Written exercise ::
Copy out the line containing "Output a JSON" and each line after it, through the last one in the material, exactly as written.
>>
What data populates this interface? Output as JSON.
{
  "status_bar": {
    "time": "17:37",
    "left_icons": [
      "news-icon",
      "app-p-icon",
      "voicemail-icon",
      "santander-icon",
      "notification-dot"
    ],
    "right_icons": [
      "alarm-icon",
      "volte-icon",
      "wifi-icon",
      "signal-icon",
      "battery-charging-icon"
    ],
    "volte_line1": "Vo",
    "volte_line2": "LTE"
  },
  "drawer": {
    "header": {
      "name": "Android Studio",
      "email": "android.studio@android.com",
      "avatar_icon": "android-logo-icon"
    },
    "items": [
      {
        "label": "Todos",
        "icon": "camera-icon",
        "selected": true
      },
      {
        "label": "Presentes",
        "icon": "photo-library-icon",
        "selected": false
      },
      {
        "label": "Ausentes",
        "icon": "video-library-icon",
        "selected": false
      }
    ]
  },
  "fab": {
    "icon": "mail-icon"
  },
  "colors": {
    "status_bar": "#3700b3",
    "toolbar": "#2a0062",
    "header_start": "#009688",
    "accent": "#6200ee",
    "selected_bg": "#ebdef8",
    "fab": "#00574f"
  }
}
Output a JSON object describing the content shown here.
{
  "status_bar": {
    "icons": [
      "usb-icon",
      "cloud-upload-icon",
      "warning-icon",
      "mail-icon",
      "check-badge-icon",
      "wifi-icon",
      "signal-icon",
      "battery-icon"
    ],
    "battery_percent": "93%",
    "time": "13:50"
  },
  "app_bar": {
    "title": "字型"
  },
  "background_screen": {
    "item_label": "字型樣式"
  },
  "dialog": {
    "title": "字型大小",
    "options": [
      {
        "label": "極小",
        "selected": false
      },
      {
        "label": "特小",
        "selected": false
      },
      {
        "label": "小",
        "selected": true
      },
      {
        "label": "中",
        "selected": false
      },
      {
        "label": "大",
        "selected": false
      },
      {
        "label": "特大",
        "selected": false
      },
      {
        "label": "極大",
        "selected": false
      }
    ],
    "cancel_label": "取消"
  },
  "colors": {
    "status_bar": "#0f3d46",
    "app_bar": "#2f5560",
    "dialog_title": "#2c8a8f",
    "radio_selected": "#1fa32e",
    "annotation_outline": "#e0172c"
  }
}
<<
Exercise response ::
Output a JSON object describing the content shown here.
{
  "status_bar": {
    "icons": [
      "usb-icon",
      "cloud-upload-icon",
      "warning-icon",
      "mail-icon",
      "check-badge-icon",
      "wifi-icon",
      "signal-icon",
      "battery-icon"
    ],
    "battery_percent": "93%",
    "time": "13:50"
  },
  "app_bar": {
    "title": "字型"
  },
  "background_screen": {
    "item_label": "字型樣式"
  },
  "dialog": {
    "title": "字型大小",
    "options": [
      {
        "label": "極小",
        "selected": false
      },
      {
        "label": "特小",
        "selected": false
      },
      {
        "label": "小",
        "selected": true
      },
      {
        "label": "中",
        "selected": false
      },
      {
        "label": "大",
        "selected": false
      },
      {
        "label": "特大",
        "selected": false
      },
      {
        "label": "極大",
        "selected": false
      }
    ],
    "cancel_label": "取消"
  },
  "colors": {
    "status_bar": "#0f3d46",
    "app_bar": "#2f5560",
    "dialog_title": "#2c8a8f",
    "radio_selected": "#1fa32e",
    "annotation_outline": "#e0172c"
  }
}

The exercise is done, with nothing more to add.